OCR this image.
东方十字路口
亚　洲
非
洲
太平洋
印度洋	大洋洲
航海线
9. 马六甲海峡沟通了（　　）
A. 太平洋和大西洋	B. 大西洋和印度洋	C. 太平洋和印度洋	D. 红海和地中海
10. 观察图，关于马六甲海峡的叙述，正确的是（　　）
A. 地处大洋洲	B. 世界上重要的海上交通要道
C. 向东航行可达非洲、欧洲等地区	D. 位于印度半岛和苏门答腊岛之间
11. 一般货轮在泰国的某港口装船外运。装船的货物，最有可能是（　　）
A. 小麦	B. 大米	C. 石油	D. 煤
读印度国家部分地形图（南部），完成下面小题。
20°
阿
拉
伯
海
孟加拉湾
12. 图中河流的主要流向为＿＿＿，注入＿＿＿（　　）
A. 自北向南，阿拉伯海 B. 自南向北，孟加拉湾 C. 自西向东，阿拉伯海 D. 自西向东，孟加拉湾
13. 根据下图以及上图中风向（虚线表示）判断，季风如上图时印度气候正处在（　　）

::::

- _Task requirements_:
Every line of the data above should be reproduced word for word.

- _Solution for this task_:
OCR this image.
东方十字路口
亚　洲
非
洲
太平洋
印度洋	大洋洲
航海线
9. 马六甲海峡沟通了（　　）
A. 太平洋和大西洋	B. 大西洋和印度洋	C. 太平洋和印度洋	D. 红海和地中海
10. 观察图，关于马六甲海峡的叙述，正确的是（　　）
A. 地处大洋洲	B. 世界上重要的海上交通要道
C. 向东航行可达非洲、欧洲等地区	D. 位于印度半岛和苏门答腊岛之间
11. 一般货轮在泰国的某港口装船外运。装船的货物，最有可能是（　　）
A. 小麦	B. 大米	C. 石油	D. 煤
读印度国家部分地形图（南部），完成下面小题。
20°
阿
拉
伯
海
孟加拉湾
12. 图中河流的主要流向为＿＿＿，注入＿＿＿（　　）
A. 自北向南，阿拉伯海 B. 自南向北，孟加拉湾 C. 自西向东，阿拉伯海 D. 自西向东，孟加拉湾
13. 根据下图以及上图中风向（虚线表示）判断，季风如上图时印度气候正处在（　　）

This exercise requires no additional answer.